(YOUR OBJECTIVE) Go through the material below and copy all lines with "image".
━━━ DATA TO USE ━━━
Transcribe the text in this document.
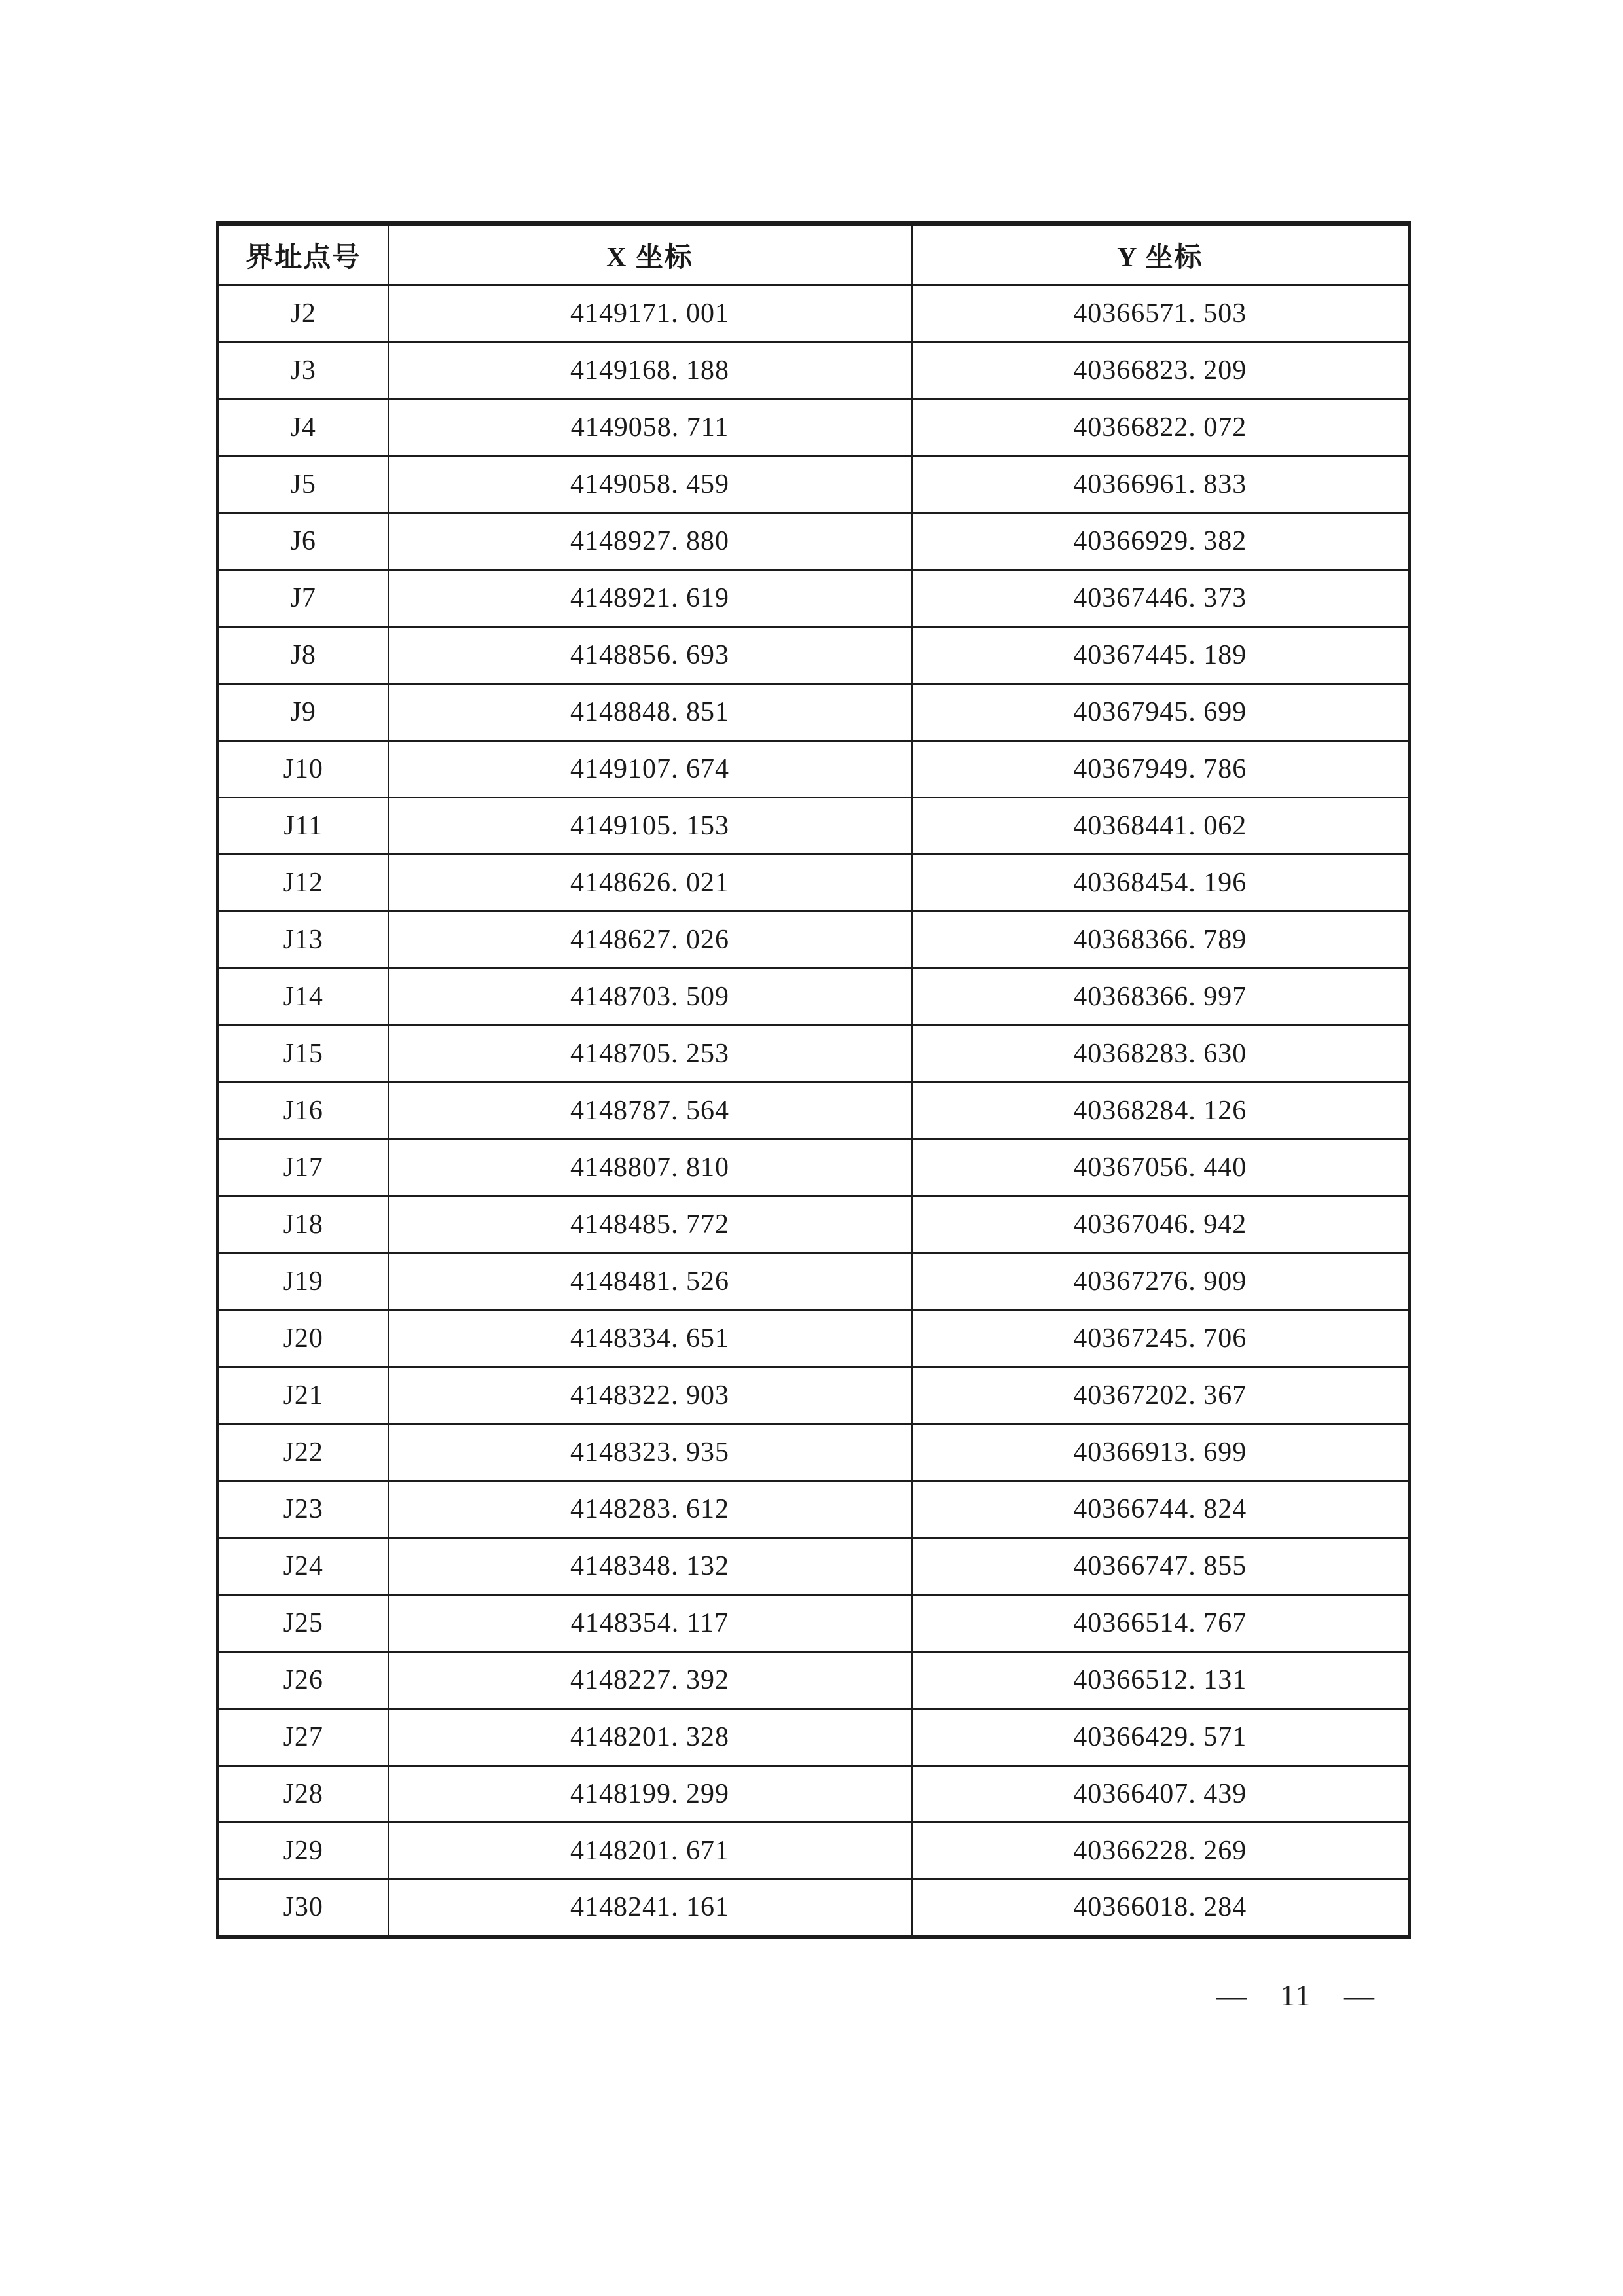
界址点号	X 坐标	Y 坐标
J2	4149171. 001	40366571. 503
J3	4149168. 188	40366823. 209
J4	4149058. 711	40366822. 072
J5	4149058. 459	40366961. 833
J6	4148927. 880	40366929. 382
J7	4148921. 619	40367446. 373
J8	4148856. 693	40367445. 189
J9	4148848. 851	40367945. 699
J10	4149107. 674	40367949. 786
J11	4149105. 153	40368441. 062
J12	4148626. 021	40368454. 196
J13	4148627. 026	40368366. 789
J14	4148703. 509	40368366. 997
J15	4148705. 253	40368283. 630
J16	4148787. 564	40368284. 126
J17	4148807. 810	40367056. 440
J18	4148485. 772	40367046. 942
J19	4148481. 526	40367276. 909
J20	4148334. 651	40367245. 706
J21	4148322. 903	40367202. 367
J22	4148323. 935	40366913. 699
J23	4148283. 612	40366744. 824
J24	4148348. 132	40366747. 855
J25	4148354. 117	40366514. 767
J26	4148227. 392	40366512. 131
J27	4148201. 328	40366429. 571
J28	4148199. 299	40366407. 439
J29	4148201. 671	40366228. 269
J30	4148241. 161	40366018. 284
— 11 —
━━━
━━━ DATA TO USE ━━━
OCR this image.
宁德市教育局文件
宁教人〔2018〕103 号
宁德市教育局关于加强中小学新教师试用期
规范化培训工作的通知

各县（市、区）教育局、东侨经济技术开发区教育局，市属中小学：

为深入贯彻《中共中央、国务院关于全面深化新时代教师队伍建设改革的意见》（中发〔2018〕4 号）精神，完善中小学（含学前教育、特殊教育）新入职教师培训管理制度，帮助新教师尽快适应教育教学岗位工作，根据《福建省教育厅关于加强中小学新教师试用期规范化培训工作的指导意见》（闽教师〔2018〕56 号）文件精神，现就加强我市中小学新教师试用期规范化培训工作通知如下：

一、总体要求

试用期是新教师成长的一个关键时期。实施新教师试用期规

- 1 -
━━━
━━━ DATA TO USE ━━━
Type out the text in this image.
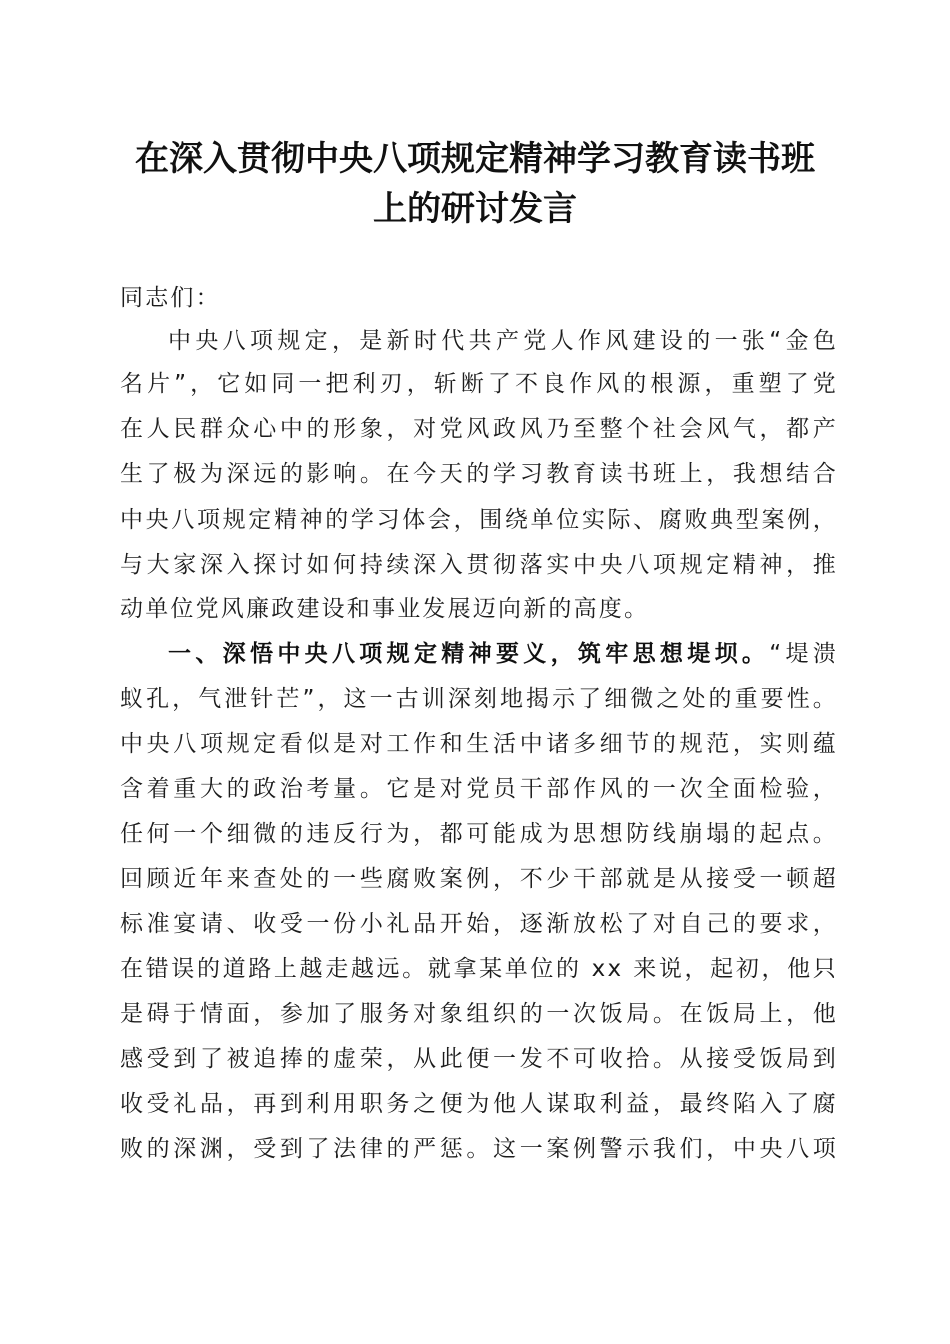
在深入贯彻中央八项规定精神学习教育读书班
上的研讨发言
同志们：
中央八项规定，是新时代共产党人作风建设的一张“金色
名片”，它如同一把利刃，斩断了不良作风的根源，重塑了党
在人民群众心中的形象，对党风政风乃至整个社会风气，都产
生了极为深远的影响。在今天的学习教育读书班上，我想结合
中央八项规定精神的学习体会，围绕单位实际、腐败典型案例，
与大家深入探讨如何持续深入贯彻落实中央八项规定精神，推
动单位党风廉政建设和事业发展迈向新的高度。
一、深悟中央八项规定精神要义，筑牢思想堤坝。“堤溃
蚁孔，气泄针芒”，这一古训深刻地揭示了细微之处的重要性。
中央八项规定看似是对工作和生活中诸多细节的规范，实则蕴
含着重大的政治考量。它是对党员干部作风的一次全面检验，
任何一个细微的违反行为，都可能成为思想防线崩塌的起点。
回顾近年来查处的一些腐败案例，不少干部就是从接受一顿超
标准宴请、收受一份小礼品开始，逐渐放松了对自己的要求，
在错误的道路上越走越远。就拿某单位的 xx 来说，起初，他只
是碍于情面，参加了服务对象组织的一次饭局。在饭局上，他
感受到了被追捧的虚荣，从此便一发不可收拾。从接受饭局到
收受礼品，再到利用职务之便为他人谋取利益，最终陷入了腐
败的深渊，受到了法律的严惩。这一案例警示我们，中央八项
━━━
(SOLUTION FOR THIS EXERCISE)
OCR this image.
Type out the text in this image.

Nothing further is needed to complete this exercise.